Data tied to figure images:
• • • • • • •
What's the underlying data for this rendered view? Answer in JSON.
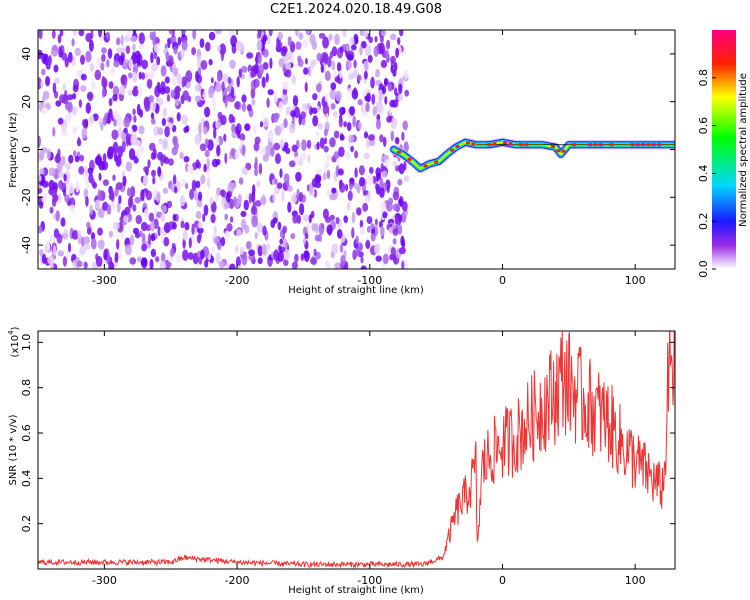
{
  "title": "C2E1.2024.020.18.49.G08",
  "chart_data": [
    {
      "type": "heatmap",
      "xlabel": "Height of straight line (km)",
      "ylabel": "Frequency (Hz)",
      "xlim": [
        -350,
        130
      ],
      "ylim": [
        -50,
        50
      ],
      "xticks": [
        -300,
        -200,
        -100,
        0,
        100
      ],
      "yticks": [
        -40,
        -20,
        0,
        20,
        40
      ],
      "noise_region_x": [
        -350,
        -72
      ],
      "signal_track": {
        "x": [
          -82,
          -75,
          -68,
          -62,
          -55,
          -48,
          -42,
          -35,
          -28,
          -20,
          -10,
          0,
          10,
          20,
          30,
          40,
          44,
          50,
          60,
          80,
          100,
          130
        ],
        "y": [
          0,
          -2,
          -5,
          -8,
          -6,
          -5,
          -2,
          1,
          3,
          2,
          2,
          3,
          2,
          2,
          2,
          1,
          -2,
          2,
          2,
          2,
          2,
          2
        ]
      },
      "colorbar": {
        "label": "Normalized spectral amplitude",
        "range": [
          0,
          1
        ],
        "ticks": [
          "0.0",
          "0.2",
          "0.4",
          "0.6",
          "0.8"
        ]
      }
    },
    {
      "type": "line",
      "xlabel": "Height of straight line (km)",
      "ylabel": "SNR (10 * v/v)",
      "y_scale_note": "(x10",
      "y_scale_exp": "4",
      "xlim": [
        -350,
        130
      ],
      "ylim": [
        0,
        1.05
      ],
      "xticks": [
        -300,
        -200,
        -100,
        0,
        100
      ],
      "yticks": [
        "0.2",
        "0.4",
        "0.6",
        "0.8",
        "1.0"
      ],
      "series": [
        {
          "color": "#ee3333",
          "x": [
            -350,
            -300,
            -250,
            -240,
            -200,
            -150,
            -100,
            -60,
            -45,
            -40,
            -35,
            -30,
            -25,
            -20,
            -19,
            -15,
            -10,
            0,
            10,
            20,
            30,
            40,
            45,
            50,
            55,
            60,
            70,
            80,
            90,
            100,
            110,
            115,
            120,
            122,
            125,
            130
          ],
          "values": [
            0.03,
            0.03,
            0.03,
            0.05,
            0.03,
            0.02,
            0.02,
            0.02,
            0.05,
            0.15,
            0.25,
            0.3,
            0.35,
            0.45,
            0.1,
            0.45,
            0.5,
            0.55,
            0.58,
            0.65,
            0.72,
            0.78,
            0.85,
            0.82,
            0.78,
            0.75,
            0.7,
            0.65,
            0.55,
            0.48,
            0.42,
            0.38,
            0.36,
            0.4,
            0.85,
            0.9
          ]
        }
      ]
    }
  ]
}
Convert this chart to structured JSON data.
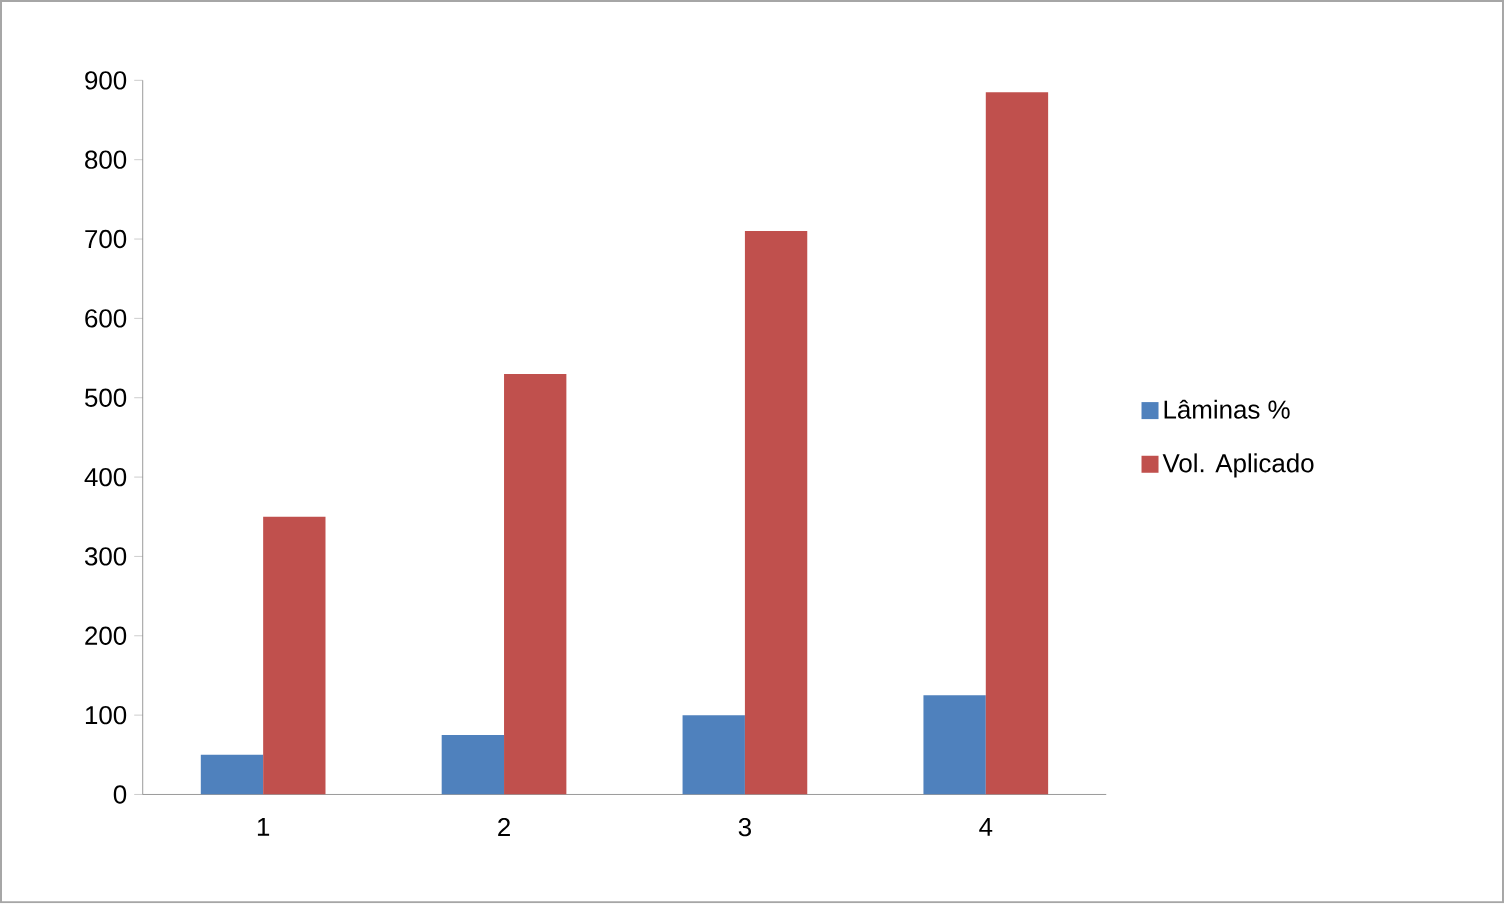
{
  "chart_data": {
    "type": "bar",
    "categories": [
      "1",
      "2",
      "3",
      "4"
    ],
    "series": [
      {
        "name": "Lâminas %",
        "color": "#4f81bd",
        "values": [
          50,
          75,
          100,
          125
        ]
      },
      {
        "name": "Vol. Aplicado",
        "color": "#c0504d",
        "values": [
          350,
          530,
          710,
          885
        ]
      }
    ],
    "ylim": [
      0,
      900
    ],
    "yticks": [
      0,
      100,
      200,
      300,
      400,
      500,
      600,
      700,
      800,
      900
    ],
    "legend": "right"
  }
}
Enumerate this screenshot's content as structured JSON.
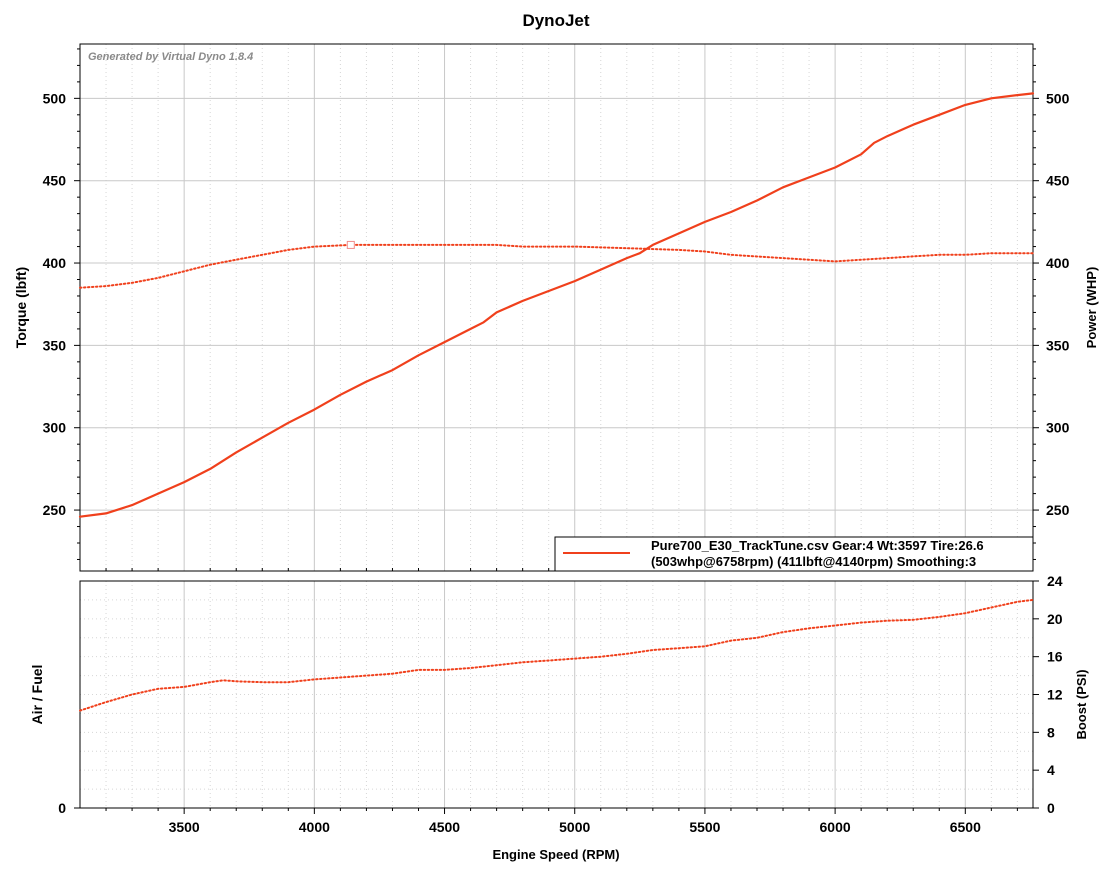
{
  "title": "DynoJet",
  "watermark": "Generated by Virtual Dyno 1.8.4",
  "colors": {
    "series": "#f0401c",
    "grid_major": "#c8c8c8",
    "grid_minor": "#d6d6d6",
    "frame": "#000000"
  },
  "chart_data": [
    {
      "type": "line",
      "panel": "top",
      "xlabel": "Engine Speed (RPM)",
      "ylabel": "Torque (lbft)",
      "y2label": "Power (WHP)",
      "xlim": [
        3100,
        6760
      ],
      "ylim": [
        213,
        533
      ],
      "y2lim": [
        213,
        533
      ],
      "x_ticks": [
        3500,
        4000,
        4500,
        5000,
        5500,
        6000,
        6500
      ],
      "y_ticks": [
        250,
        300,
        350,
        400,
        450,
        500
      ],
      "y2_ticks": [
        250,
        300,
        350,
        400,
        450,
        500
      ],
      "grid": true,
      "series": [
        {
          "style": "solid",
          "axis": "right",
          "x": [
            3100,
            3200,
            3300,
            3400,
            3500,
            3600,
            3700,
            3800,
            3900,
            4000,
            4100,
            4200,
            4300,
            4400,
            4500,
            4600,
            4650,
            4700,
            4800,
            4900,
            5000,
            5100,
            5200,
            5250,
            5300,
            5400,
            5500,
            5600,
            5700,
            5800,
            5900,
            6000,
            6100,
            6150,
            6200,
            6300,
            6400,
            6500,
            6600,
            6700,
            6760
          ],
          "y": [
            246,
            248,
            253,
            260,
            267,
            275,
            285,
            294,
            303,
            311,
            320,
            328,
            335,
            344,
            352,
            360,
            364,
            370,
            377,
            383,
            389,
            396,
            403,
            406,
            411,
            418,
            425,
            431,
            438,
            446,
            452,
            458,
            466,
            473,
            477,
            484,
            490,
            496,
            500,
            502,
            503
          ]
        },
        {
          "style": "dotted",
          "axis": "left",
          "x": [
            3100,
            3200,
            3300,
            3400,
            3500,
            3600,
            3700,
            3800,
            3900,
            4000,
            4140,
            4300,
            4500,
            4700,
            4800,
            5000,
            5200,
            5400,
            5500,
            5600,
            5800,
            6000,
            6100,
            6200,
            6300,
            6400,
            6500,
            6600,
            6760
          ],
          "y": [
            385,
            386,
            388,
            391,
            395,
            399,
            402,
            405,
            408,
            410,
            411,
            411,
            411,
            411,
            410,
            410,
            409,
            408,
            407,
            405,
            403,
            401,
            402,
            403,
            404,
            405,
            405,
            406,
            406
          ]
        }
      ],
      "annotations": [
        {
          "x": 4140,
          "y": 411,
          "marker": "square"
        }
      ],
      "legend": {
        "placement": "bottom-right",
        "line1": "Pure700_E30_TrackTune.csv Gear:4 Wt:3597 Tire:26.6",
        "line2": "(503whp@6758rpm) (411lbft@4140rpm) Smoothing:3"
      }
    },
    {
      "type": "line",
      "panel": "bottom",
      "xlabel": "Engine Speed (RPM)",
      "ylabel": "Air / Fuel",
      "y2label": "Boost (PSI)",
      "xlim": [
        3100,
        6760
      ],
      "y2lim": [
        0,
        24
      ],
      "y_ticks": [
        0
      ],
      "y2_ticks": [
        0,
        4,
        8,
        12,
        16,
        20,
        24
      ],
      "grid": true,
      "series": [
        {
          "style": "dotted",
          "axis": "right",
          "x": [
            3100,
            3200,
            3300,
            3400,
            3500,
            3600,
            3650,
            3700,
            3800,
            3900,
            4000,
            4100,
            4200,
            4300,
            4400,
            4500,
            4600,
            4700,
            4800,
            4900,
            5000,
            5100,
            5200,
            5300,
            5400,
            5500,
            5600,
            5700,
            5800,
            5900,
            6000,
            6100,
            6200,
            6300,
            6400,
            6500,
            6600,
            6700,
            6760
          ],
          "y": [
            10.3,
            11.2,
            12.0,
            12.6,
            12.8,
            13.3,
            13.5,
            13.4,
            13.3,
            13.3,
            13.6,
            13.8,
            14.0,
            14.2,
            14.6,
            14.6,
            14.8,
            15.1,
            15.4,
            15.6,
            15.8,
            16.0,
            16.3,
            16.7,
            16.9,
            17.1,
            17.7,
            18.0,
            18.6,
            19.0,
            19.3,
            19.6,
            19.8,
            19.9,
            20.2,
            20.6,
            21.2,
            21.8,
            22.0
          ]
        }
      ]
    }
  ]
}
• • • • • • •
> _AIM OF THE TASK_:
Would you return the data exactly as written, without the pictures?

> _WORKED ANSWER_:
What's the underlying data for this rendered view? Answer in JSON.
{
  "title": "C2E1.2024.020.18.49.G08",
  "chart_data": [
    {
      "type": "heatmap",
      "xlabel": "Height of straight line (km)",
      "ylabel": "Frequency (Hz)",
      "xlim": [
        -350,
        130
      ],
      "ylim": [
        -50,
        50
      ],
      "xticks": [
        -300,
        -200,
        -100,
        0,
        100
      ],
      "yticks": [
        -40,
        -20,
        0,
        20,
        40
      ],
      "noise_region_x": [
        -350,
        -72
      ],
      "signal_track": {
        "x": [
          -82,
          -75,
          -68,
          -62,
          -55,
          -48,
          -42,
          -35,
          -28,
          -20,
          -10,
          0,
          10,
          20,
          30,
          40,
          44,
          50,
          60,
          80,
          100,
          130
        ],
        "y": [
          0,
          -2,
          -5,
          -8,
          -6,
          -5,
          -2,
          1,
          3,
          2,
          2,
          3,
          2,
          2,
          2,
          1,
          -2,
          2,
          2,
          2,
          2,
          2
        ]
      },
      "colorbar": {
        "label": "Normalized spectral amplitude",
        "range": [
          0,
          1
        ],
        "ticks": [
          "0.0",
          "0.2",
          "0.4",
          "0.6",
          "0.8"
        ]
      }
    },
    {
      "type": "line",
      "xlabel": "Height of straight line (km)",
      "ylabel": "SNR (10 * v/v)",
      "y_scale_note": "(x10",
      "y_scale_exp": "4",
      "xlim": [
        -350,
        130
      ],
      "ylim": [
        0,
        1.05
      ],
      "xticks": [
        -300,
        -200,
        -100,
        0,
        100
      ],
      "yticks": [
        "0.2",
        "0.4",
        "0.6",
        "0.8",
        "1.0"
      ],
      "series": [
        {
          "color": "#ee3333",
          "x": [
            -350,
            -300,
            -250,
            -240,
            -200,
            -150,
            -100,
            -60,
            -45,
            -40,
            -35,
            -30,
            -25,
            -20,
            -19,
            -15,
            -10,
            0,
            10,
            20,
            30,
            40,
            45,
            50,
            55,
            60,
            70,
            80,
            90,
            100,
            110,
            115,
            120,
            122,
            125,
            130
          ],
          "values": [
            0.03,
            0.03,
            0.03,
            0.05,
            0.03,
            0.02,
            0.02,
            0.02,
            0.05,
            0.15,
            0.25,
            0.3,
            0.35,
            0.45,
            0.1,
            0.45,
            0.5,
            0.55,
            0.58,
            0.65,
            0.72,
            0.78,
            0.85,
            0.82,
            0.78,
            0.75,
            0.7,
            0.65,
            0.55,
            0.48,
            0.42,
            0.38,
            0.36,
            0.4,
            0.85,
            0.9
          ]
        }
      ]
    }
  ]
}
Convert this chart to structured JSON data.
{
  "chart_data": {
    "type": "bar",
    "categories": [
      "1",
      "2",
      "3",
      "4"
    ],
    "series": [
      {
        "name": "Lâminas %",
        "color": "#4f81bd",
        "values": [
          50,
          75,
          100,
          125
        ]
      },
      {
        "name": "Vol. Aplicado",
        "color": "#c0504d",
        "values": [
          350,
          530,
          710,
          885
        ]
      }
    ],
    "ylim": [
      0,
      900
    ],
    "yticks": [
      0,
      100,
      200,
      300,
      400,
      500,
      600,
      700,
      800,
      900
    ],
    "legend": "right"
  }
}
Enumerate this screenshot's content as structured JSON.
{
  "title": "DynoJet",
  "watermark": "Generated by Virtual Dyno 1.8.4",
  "colors": {
    "series": "#f0401c",
    "grid_major": "#c8c8c8",
    "grid_minor": "#d6d6d6",
    "frame": "#000000"
  },
  "chart_data": [
    {
      "type": "line",
      "panel": "top",
      "xlabel": "Engine Speed (RPM)",
      "ylabel": "Torque (lbft)",
      "y2label": "Power (WHP)",
      "xlim": [
        3100,
        6760
      ],
      "ylim": [
        213,
        533
      ],
      "y2lim": [
        213,
        533
      ],
      "x_ticks": [
        3500,
        4000,
        4500,
        5000,
        5500,
        6000,
        6500
      ],
      "y_ticks": [
        250,
        300,
        350,
        400,
        450,
        500
      ],
      "y2_ticks": [
        250,
        300,
        350,
        400,
        450,
        500
      ],
      "grid": true,
      "series": [
        {
          "style": "solid",
          "axis": "right",
          "x": [
            3100,
            3200,
            3300,
            3400,
            3500,
            3600,
            3700,
            3800,
            3900,
            4000,
            4100,
            4200,
            4300,
            4400,
            4500,
            4600,
            4650,
            4700,
            4800,
            4900,
            5000,
            5100,
            5200,
            5250,
            5300,
            5400,
            5500,
            5600,
            5700,
            5800,
            5900,
            6000,
            6100,
            6150,
            6200,
            6300,
            6400,
            6500,
            6600,
            6700,
            6760
          ],
          "y": [
            246,
            248,
            253,
            260,
            267,
            275,
            285,
            294,
            303,
            311,
            320,
            328,
            335,
            344,
            352,
            360,
            364,
            370,
            377,
            383,
            389,
            396,
            403,
            406,
            411,
            418,
            425,
            431,
            438,
            446,
            452,
            458,
            466,
            473,
            477,
            484,
            490,
            496,
            500,
            502,
            503
          ]
        },
        {
          "style": "dotted",
          "axis": "left",
          "x": [
            3100,
            3200,
            3300,
            3400,
            3500,
            3600,
            3700,
            3800,
            3900,
            4000,
            4140,
            4300,
            4500,
            4700,
            4800,
            5000,
            5200,
            5400,
            5500,
            5600,
            5800,
            6000,
            6100,
            6200,
            6300,
            6400,
            6500,
            6600,
            6760
          ],
          "y": [
            385,
            386,
            388,
            391,
            395,
            399,
            402,
            405,
            408,
            410,
            411,
            411,
            411,
            411,
            410,
            410,
            409,
            408,
            407,
            405,
            403,
            401,
            402,
            403,
            404,
            405,
            405,
            406,
            406
          ]
        }
      ],
      "annotations": [
        {
          "x": 4140,
          "y": 411,
          "marker": "square"
        }
      ],
      "legend": {
        "placement": "bottom-right",
        "line1": "Pure700_E30_TrackTune.csv Gear:4 Wt:3597 Tire:26.6",
        "line2": "(503whp@6758rpm) (411lbft@4140rpm) Smoothing:3"
      }
    },
    {
      "type": "line",
      "panel": "bottom",
      "xlabel": "Engine Speed (RPM)",
      "ylabel": "Air / Fuel",
      "y2label": "Boost (PSI)",
      "xlim": [
        3100,
        6760
      ],
      "y2lim": [
        0,
        24
      ],
      "y_ticks": [
        0
      ],
      "y2_ticks": [
        0,
        4,
        8,
        12,
        16,
        20,
        24
      ],
      "grid": true,
      "series": [
        {
          "style": "dotted",
          "axis": "right",
          "x": [
            3100,
            3200,
            3300,
            3400,
            3500,
            3600,
            3650,
            3700,
            3800,
            3900,
            4000,
            4100,
            4200,
            4300,
            4400,
            4500,
            4600,
            4700,
            4800,
            4900,
            5000,
            5100,
            5200,
            5300,
            5400,
            5500,
            5600,
            5700,
            5800,
            5900,
            6000,
            6100,
            6200,
            6300,
            6400,
            6500,
            6600,
            6700,
            6760
          ],
          "y": [
            10.3,
            11.2,
            12.0,
            12.6,
            12.8,
            13.3,
            13.5,
            13.4,
            13.3,
            13.3,
            13.6,
            13.8,
            14.0,
            14.2,
            14.6,
            14.6,
            14.8,
            15.1,
            15.4,
            15.6,
            15.8,
            16.0,
            16.3,
            16.7,
            16.9,
            17.1,
            17.7,
            18.0,
            18.6,
            19.0,
            19.3,
            19.6,
            19.8,
            19.9,
            20.2,
            20.6,
            21.2,
            21.8,
            22.0
          ]
        }
      ]
    }
  ]
}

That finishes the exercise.